Start

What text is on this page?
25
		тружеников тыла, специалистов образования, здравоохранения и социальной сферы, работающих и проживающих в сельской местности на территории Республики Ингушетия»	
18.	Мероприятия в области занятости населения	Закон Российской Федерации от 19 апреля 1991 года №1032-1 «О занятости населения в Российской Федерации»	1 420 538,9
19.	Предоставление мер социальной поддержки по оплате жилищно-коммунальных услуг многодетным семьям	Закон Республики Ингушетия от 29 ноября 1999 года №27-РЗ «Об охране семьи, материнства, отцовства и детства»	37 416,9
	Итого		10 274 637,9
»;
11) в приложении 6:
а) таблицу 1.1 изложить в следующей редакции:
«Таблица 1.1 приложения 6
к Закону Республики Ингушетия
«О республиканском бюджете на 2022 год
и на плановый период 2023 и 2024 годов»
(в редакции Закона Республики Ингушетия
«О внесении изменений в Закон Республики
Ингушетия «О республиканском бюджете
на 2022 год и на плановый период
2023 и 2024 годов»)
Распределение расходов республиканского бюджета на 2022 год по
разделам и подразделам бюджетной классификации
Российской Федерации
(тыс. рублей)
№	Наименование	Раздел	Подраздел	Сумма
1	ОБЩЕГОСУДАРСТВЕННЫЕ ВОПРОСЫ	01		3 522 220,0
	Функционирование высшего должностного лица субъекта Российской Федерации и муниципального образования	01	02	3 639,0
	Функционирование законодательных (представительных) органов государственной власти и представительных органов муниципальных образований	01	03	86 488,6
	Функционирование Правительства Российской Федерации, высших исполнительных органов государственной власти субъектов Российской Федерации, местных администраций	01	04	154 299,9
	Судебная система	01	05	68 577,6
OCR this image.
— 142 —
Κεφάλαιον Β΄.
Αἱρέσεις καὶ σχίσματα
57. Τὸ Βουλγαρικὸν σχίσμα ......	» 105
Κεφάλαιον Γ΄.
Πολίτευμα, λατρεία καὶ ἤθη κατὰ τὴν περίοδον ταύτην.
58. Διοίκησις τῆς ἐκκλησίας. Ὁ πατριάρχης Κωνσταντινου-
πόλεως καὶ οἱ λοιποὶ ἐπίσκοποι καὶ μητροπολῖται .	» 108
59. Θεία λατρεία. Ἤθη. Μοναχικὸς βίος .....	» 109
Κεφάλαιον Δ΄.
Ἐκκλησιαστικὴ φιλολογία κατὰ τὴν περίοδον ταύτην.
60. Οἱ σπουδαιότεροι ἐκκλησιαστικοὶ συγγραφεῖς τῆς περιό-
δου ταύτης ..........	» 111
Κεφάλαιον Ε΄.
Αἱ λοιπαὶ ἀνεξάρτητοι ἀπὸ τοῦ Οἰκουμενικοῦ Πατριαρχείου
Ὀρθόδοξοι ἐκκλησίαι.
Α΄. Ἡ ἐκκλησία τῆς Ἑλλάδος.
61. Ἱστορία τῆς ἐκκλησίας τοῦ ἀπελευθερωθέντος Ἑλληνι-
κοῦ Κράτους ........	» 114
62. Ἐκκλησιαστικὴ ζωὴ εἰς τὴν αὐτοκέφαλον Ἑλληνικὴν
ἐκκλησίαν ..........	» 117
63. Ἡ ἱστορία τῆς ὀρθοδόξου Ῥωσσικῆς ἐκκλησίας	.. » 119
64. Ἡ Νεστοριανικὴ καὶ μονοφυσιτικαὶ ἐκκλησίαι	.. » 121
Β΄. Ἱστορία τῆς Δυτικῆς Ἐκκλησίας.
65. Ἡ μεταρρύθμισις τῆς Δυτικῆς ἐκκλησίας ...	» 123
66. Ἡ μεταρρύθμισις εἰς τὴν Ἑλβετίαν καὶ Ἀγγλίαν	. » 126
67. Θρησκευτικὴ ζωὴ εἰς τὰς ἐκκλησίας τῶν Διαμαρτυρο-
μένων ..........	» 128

End

Copy all lines from the entries that contain the word "μεταρρύθμισις".

65. Ἡ μεταρρύθμισις τῆς Δυτικῆς ἐκκλησίας ...	» 123
66. Ἡ μεταρρύθμισις εἰς τὴν Ἑλβετίαν καὶ Ἀγγλίαν	. » 126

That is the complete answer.